Task brief:
Keep only the lines that hold the string "name", filtering out the rest of the entries below.

Listed entries:
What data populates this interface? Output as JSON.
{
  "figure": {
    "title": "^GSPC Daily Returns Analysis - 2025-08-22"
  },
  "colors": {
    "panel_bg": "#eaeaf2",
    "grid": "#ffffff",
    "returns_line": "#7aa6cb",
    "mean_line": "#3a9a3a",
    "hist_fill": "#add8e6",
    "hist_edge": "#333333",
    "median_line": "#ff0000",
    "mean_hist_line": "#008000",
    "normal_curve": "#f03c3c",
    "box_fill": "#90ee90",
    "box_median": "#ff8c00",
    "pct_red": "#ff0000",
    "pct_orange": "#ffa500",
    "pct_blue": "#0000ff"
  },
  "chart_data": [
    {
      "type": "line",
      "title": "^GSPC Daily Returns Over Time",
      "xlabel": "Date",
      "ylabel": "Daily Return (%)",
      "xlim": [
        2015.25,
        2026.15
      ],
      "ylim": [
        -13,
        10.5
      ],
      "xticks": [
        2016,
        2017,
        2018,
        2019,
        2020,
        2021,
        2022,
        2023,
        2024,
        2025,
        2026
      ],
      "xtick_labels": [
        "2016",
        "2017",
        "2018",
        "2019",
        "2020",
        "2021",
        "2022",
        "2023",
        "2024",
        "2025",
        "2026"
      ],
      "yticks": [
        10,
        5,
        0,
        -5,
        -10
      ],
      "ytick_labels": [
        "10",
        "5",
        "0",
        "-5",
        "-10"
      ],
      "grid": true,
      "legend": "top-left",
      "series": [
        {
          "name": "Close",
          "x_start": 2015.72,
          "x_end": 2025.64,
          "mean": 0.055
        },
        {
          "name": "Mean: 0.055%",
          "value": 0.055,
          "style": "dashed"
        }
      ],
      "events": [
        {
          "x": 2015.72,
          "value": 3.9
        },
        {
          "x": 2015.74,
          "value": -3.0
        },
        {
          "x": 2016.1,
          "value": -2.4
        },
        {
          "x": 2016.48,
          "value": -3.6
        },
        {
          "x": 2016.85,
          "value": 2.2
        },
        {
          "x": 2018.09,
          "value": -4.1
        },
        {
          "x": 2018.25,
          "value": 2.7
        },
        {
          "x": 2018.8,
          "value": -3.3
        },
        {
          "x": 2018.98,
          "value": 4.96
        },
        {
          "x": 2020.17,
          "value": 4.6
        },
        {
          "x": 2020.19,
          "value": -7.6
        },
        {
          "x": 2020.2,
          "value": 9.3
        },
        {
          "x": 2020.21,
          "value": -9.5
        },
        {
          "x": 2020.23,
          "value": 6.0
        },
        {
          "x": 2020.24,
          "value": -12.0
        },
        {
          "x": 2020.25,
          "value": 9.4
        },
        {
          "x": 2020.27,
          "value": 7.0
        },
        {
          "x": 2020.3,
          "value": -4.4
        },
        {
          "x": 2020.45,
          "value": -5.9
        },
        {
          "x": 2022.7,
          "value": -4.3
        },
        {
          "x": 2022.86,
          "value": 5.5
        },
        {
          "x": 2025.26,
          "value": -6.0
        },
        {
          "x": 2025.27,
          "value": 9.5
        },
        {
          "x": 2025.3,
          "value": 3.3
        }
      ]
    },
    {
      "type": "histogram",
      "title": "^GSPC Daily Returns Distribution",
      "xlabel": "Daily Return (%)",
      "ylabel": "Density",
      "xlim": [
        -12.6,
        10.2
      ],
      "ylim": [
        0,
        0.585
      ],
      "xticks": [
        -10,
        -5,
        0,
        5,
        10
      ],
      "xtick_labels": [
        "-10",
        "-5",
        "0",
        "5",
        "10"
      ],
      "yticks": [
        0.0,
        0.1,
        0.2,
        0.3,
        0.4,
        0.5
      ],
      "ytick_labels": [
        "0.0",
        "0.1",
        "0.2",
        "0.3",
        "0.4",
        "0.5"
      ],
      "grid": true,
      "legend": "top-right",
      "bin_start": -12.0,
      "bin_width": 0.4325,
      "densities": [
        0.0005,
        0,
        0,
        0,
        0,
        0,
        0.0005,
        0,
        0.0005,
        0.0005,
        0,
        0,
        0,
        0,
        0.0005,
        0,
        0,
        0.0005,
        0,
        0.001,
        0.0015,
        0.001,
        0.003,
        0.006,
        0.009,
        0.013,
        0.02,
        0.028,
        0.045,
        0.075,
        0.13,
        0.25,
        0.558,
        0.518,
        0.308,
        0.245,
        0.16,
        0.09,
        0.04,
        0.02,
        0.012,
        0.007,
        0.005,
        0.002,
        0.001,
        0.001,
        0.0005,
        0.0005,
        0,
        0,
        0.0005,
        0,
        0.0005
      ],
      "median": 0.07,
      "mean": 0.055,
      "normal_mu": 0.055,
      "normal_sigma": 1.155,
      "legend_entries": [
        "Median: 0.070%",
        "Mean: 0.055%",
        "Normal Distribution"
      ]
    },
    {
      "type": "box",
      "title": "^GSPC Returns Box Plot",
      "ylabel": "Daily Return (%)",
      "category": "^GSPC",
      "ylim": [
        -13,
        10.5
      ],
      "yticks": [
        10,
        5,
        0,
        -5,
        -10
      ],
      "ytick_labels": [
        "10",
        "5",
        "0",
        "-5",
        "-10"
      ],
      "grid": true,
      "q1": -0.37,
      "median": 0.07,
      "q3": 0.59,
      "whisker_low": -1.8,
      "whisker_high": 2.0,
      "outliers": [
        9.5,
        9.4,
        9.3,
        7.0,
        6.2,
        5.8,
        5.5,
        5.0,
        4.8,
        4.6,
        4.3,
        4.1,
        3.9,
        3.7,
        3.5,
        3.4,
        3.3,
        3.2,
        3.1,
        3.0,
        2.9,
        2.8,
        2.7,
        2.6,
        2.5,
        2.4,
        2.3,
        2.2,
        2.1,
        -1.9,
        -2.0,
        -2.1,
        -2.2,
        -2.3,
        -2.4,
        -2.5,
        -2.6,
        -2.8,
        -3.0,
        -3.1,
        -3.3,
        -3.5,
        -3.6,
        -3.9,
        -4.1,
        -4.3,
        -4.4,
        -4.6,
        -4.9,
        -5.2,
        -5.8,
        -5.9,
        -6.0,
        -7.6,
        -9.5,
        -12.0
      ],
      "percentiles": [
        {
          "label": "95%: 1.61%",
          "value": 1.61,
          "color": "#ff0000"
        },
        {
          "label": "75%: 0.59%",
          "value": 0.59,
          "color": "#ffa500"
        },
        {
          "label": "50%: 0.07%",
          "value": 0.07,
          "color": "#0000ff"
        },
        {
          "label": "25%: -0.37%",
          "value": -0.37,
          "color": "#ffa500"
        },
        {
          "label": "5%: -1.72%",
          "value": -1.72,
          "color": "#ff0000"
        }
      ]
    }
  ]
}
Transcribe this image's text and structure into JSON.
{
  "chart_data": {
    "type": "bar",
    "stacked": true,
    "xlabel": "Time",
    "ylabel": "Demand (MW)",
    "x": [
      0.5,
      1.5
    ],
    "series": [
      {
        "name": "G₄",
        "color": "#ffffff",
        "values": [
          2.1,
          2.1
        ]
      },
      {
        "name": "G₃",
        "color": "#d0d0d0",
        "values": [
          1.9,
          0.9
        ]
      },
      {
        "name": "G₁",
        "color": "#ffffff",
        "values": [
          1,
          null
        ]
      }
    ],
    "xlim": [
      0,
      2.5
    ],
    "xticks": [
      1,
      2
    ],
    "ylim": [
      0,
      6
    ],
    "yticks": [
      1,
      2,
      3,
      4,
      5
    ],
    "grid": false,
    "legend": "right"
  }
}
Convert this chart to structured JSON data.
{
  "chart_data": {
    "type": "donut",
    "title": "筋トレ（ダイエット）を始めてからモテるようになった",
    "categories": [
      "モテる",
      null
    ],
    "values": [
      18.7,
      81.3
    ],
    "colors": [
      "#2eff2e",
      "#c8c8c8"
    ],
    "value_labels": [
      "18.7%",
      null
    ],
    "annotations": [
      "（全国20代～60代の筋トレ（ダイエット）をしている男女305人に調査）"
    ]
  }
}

Correct response:
          "name": "Close",
          "name": "Mean: 0.055%",
        "name": "G₄",
        "name": "G₃",
        "name": "G₁",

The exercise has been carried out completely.